EXERCISE AIM:
From the listing below, tally the lines that include "title". Return only the total.

********

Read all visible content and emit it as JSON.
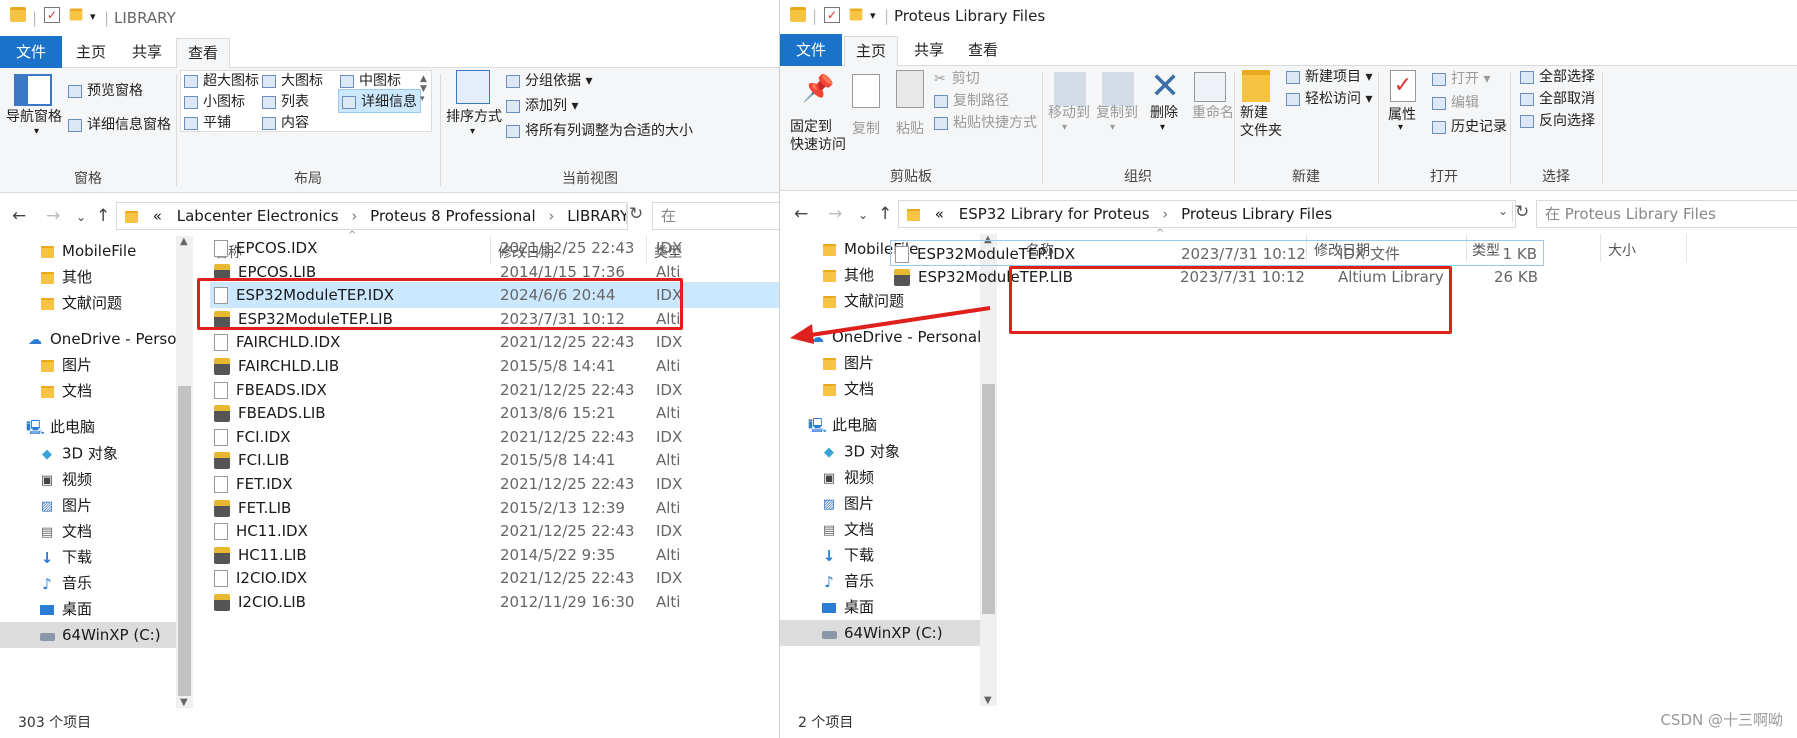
{
  "left": {
    "title": "LIBRARY",
    "tabs": [
      "文件",
      "主页",
      "共享",
      "查看"
    ],
    "ribbon": {
      "pane_nav": "导航窗格",
      "pane_preview": "预览窗格",
      "pane_details": "详细信息窗格",
      "group_panes": "窗格",
      "layout_items": [
        "超大图标",
        "大图标",
        "中图标",
        "小图标",
        "列表",
        "详细信息",
        "平铺",
        "内容"
      ],
      "group_layout": "布局",
      "sort": "排序方式",
      "group_by": "分组依据",
      "add_column": "添加列",
      "fit_columns": "将所有列调整为合适的大小",
      "group_view": "当前视图"
    },
    "path": [
      "«",
      "Labcenter Electronics",
      "Proteus 8 Professional",
      "LIBRARY"
    ],
    "search": "在",
    "nav": [
      {
        "label": "MobileFile",
        "icon": "folder"
      },
      {
        "label": "其他",
        "icon": "folder"
      },
      {
        "label": "文献问题",
        "icon": "folder"
      },
      {
        "label": "OneDrive - Personal",
        "icon": "cloud"
      },
      {
        "label": "图片",
        "icon": "folder"
      },
      {
        "label": "文档",
        "icon": "folder"
      },
      {
        "label": "此电脑",
        "icon": "pc"
      },
      {
        "label": "3D 对象",
        "icon": "cube"
      },
      {
        "label": "视频",
        "icon": "video"
      },
      {
        "label": "图片",
        "icon": "picture"
      },
      {
        "label": "文档",
        "icon": "doc"
      },
      {
        "label": "下载",
        "icon": "download"
      },
      {
        "label": "音乐",
        "icon": "music"
      },
      {
        "label": "桌面",
        "icon": "desktop"
      },
      {
        "label": "64WinXP  (C:)",
        "icon": "drive"
      }
    ],
    "columns": [
      "名称",
      "修改日期",
      "类型"
    ],
    "files": [
      {
        "name": "EPCOS.IDX",
        "date": "2021/12/25 22:43",
        "type": "IDX"
      },
      {
        "name": "EPCOS.LIB",
        "date": "2014/1/15 17:36",
        "type": "Alti"
      },
      {
        "name": "ESP32ModuleTEP.IDX",
        "date": "2024/6/6 20:44",
        "type": "IDX"
      },
      {
        "name": "ESP32ModuleTEP.LIB",
        "date": "2023/7/31 10:12",
        "type": "Alti"
      },
      {
        "name": "FAIRCHLD.IDX",
        "date": "2021/12/25 22:43",
        "type": "IDX"
      },
      {
        "name": "FAIRCHLD.LIB",
        "date": "2015/5/8 14:41",
        "type": "Alti"
      },
      {
        "name": "FBEADS.IDX",
        "date": "2021/12/25 22:43",
        "type": "IDX"
      },
      {
        "name": "FBEADS.LIB",
        "date": "2013/8/6 15:21",
        "type": "Alti"
      },
      {
        "name": "FCI.IDX",
        "date": "2021/12/25 22:43",
        "type": "IDX"
      },
      {
        "name": "FCI.LIB",
        "date": "2015/5/8 14:41",
        "type": "Alti"
      },
      {
        "name": "FET.IDX",
        "date": "2021/12/25 22:43",
        "type": "IDX"
      },
      {
        "name": "FET.LIB",
        "date": "2015/2/13 12:39",
        "type": "Alti"
      },
      {
        "name": "HC11.IDX",
        "date": "2021/12/25 22:43",
        "type": "IDX"
      },
      {
        "name": "HC11.LIB",
        "date": "2014/5/22 9:35",
        "type": "Alti"
      },
      {
        "name": "I2CIO.IDX",
        "date": "2021/12/25 22:43",
        "type": "IDX"
      },
      {
        "name": "I2CIO.LIB",
        "date": "2012/11/29 16:30",
        "type": "Alti"
      }
    ],
    "status": "303 个项目"
  },
  "right": {
    "title": "Proteus Library Files",
    "tabs": [
      "文件",
      "主页",
      "共享",
      "查看"
    ],
    "ribbon": {
      "pin": "固定到\n快速访问",
      "copy": "复制",
      "paste": "粘贴",
      "cut": "剪切",
      "copy_path": "复制路径",
      "paste_shortcut": "粘贴快捷方式",
      "group_clipboard": "剪贴板",
      "move_to": "移动到",
      "copy_to": "复制到",
      "delete": "删除",
      "rename": "重命名",
      "group_organize": "组织",
      "new_folder": "新建\n文件夹",
      "new_item": "新建项目",
      "easy_access": "轻松访问",
      "group_new": "新建",
      "properties": "属性",
      "open": "打开",
      "edit": "编辑",
      "history": "历史记录",
      "group_open": "打开",
      "select_all": "全部选择",
      "select_none": "全部取消",
      "invert": "反向选择",
      "group_select": "选择"
    },
    "path": [
      "«",
      "ESP32 Library for Proteus",
      "Proteus Library Files"
    ],
    "search": "在 Proteus Library Files",
    "nav": [
      {
        "label": "MobileFile",
        "icon": "folder"
      },
      {
        "label": "其他",
        "icon": "folder"
      },
      {
        "label": "文献问题",
        "icon": "folder"
      },
      {
        "label": "OneDrive - Personal",
        "icon": "cloud"
      },
      {
        "label": "图片",
        "icon": "folder"
      },
      {
        "label": "文档",
        "icon": "folder"
      },
      {
        "label": "此电脑",
        "icon": "pc"
      },
      {
        "label": "3D 对象",
        "icon": "cube"
      },
      {
        "label": "视频",
        "icon": "video"
      },
      {
        "label": "图片",
        "icon": "picture"
      },
      {
        "label": "文档",
        "icon": "doc"
      },
      {
        "label": "下载",
        "icon": "download"
      },
      {
        "label": "音乐",
        "icon": "music"
      },
      {
        "label": "桌面",
        "icon": "desktop"
      },
      {
        "label": "64WinXP  (C:)",
        "icon": "drive"
      }
    ],
    "columns": [
      "名称",
      "修改日期",
      "类型",
      "大小"
    ],
    "files": [
      {
        "name": "ESP32ModuleTEP.IDX",
        "date": "2023/7/31 10:12",
        "type": "IDX 文件",
        "size": "1 KB"
      },
      {
        "name": "ESP32ModuleTEP.LIB",
        "date": "2023/7/31 10:12",
        "type": "Altium Library",
        "size": "26 KB"
      }
    ],
    "status": "2 个项目"
  },
  "watermark": "CSDN @十三啊呦",
  "colors": {
    "accent": "#1a73c9",
    "selection": "#cce8ff",
    "highlight_box": "#e0201c"
  }
}
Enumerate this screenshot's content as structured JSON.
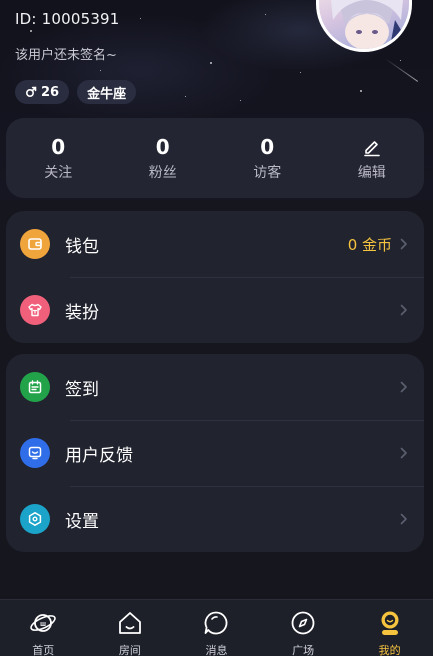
{
  "profile": {
    "user_id": "ID: 10005391",
    "signature": "该用户还未签名~",
    "gender_age": "26",
    "zodiac": "金牛座"
  },
  "stats": [
    {
      "value": "0",
      "label": "关注"
    },
    {
      "value": "0",
      "label": "粉丝"
    },
    {
      "value": "0",
      "label": "访客"
    }
  ],
  "edit_label": "编辑",
  "menu_group_1": [
    {
      "label": "钱包",
      "value": "0 金币",
      "icon": "wallet-icon",
      "color": "#f0a43c"
    },
    {
      "label": "装扮",
      "icon": "shirt-icon",
      "color": "#f0607a"
    }
  ],
  "menu_group_2": [
    {
      "label": "签到",
      "icon": "calendar-icon",
      "color": "#22a34a"
    },
    {
      "label": "用户反馈",
      "icon": "feedback-icon",
      "color": "#2f6ee8"
    },
    {
      "label": "设置",
      "icon": "settings-hex-icon",
      "color": "#1ba3c9"
    }
  ],
  "bottom_nav": [
    {
      "label": "首页",
      "icon": "planet-icon"
    },
    {
      "label": "房间",
      "icon": "house-icon"
    },
    {
      "label": "消息",
      "icon": "chat-bubble-icon"
    },
    {
      "label": "广场",
      "icon": "compass-icon"
    },
    {
      "label": "我的",
      "icon": "profile-face-icon",
      "active": true
    }
  ],
  "colors": {
    "background": "#16161f",
    "card": "#21232f",
    "accent_gold": "#f6c33f"
  }
}
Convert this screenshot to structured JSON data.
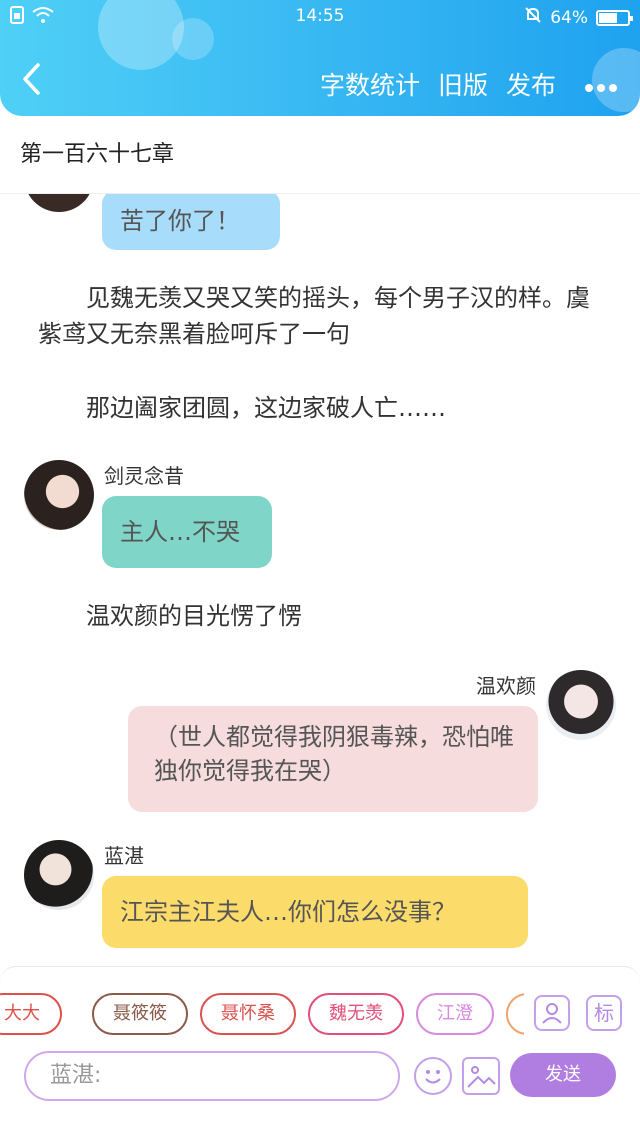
{
  "status_bar": {
    "time": "14:55",
    "battery": "64%",
    "battery_level": 0.64,
    "icons": [
      "sim-icon",
      "wifi-icon",
      "mute-bell-icon",
      "battery-icon"
    ]
  },
  "nav": {
    "back_icon": "chevron-left-icon",
    "word_count": "字数统计",
    "old_version": "旧版",
    "publish": "发布",
    "more_icon": "more-dots-icon"
  },
  "chapter": {
    "title": "第一百六十七章"
  },
  "messages": [
    {
      "type": "bubble",
      "side": "left",
      "speaker": "",
      "text": "苦了你了！",
      "color": "#a8dcfb"
    },
    {
      "type": "narration",
      "text": "见魏无羡又哭又笑的摇头，每个男子汉的样。虞紫鸢又无奈黑着脸呵斥了一句"
    },
    {
      "type": "narration",
      "text": "那边阖家团圆，这边家破人亡……"
    },
    {
      "type": "bubble",
      "side": "left",
      "speaker": "剑灵念昔",
      "text": "主人…不哭",
      "color": "#7fd6c8"
    },
    {
      "type": "narration",
      "text": "温欢颜的目光愣了愣"
    },
    {
      "type": "bubble",
      "side": "right",
      "speaker": "温欢颜",
      "text": "（世人都觉得我阴狠毒辣，恐怕唯独你觉得我在哭）",
      "color": "#f6dcdc"
    },
    {
      "type": "bubble",
      "side": "left",
      "speaker": "蓝湛",
      "text": "江宗主江夫人…你们怎么没事？",
      "color": "#fbdb6a"
    }
  ],
  "toolbar": {
    "chips": [
      {
        "label": "大大",
        "color": "#e0504a"
      },
      {
        "label": "聂筱筱",
        "color": "#8b5a4a"
      },
      {
        "label": "聂怀桑",
        "color": "#d9534f"
      },
      {
        "label": "魏无羡",
        "color": "#e0507a"
      },
      {
        "label": "江澄",
        "color": "#d88adf"
      }
    ],
    "role_icon": "person-card-icon",
    "mark_label": "标",
    "input_placeholder": "蓝湛:",
    "emoji_icon": "smiley-icon",
    "image_icon": "image-icon",
    "send_label": "发送"
  }
}
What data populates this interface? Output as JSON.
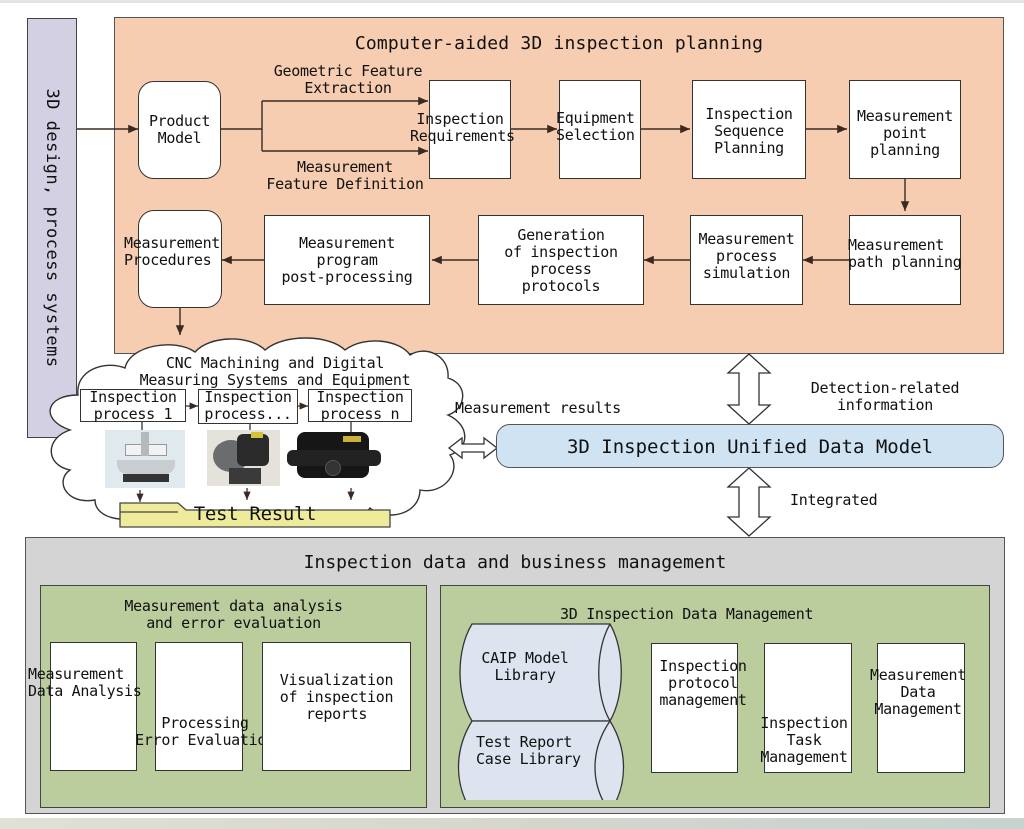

********

TASK RESPONSE:
3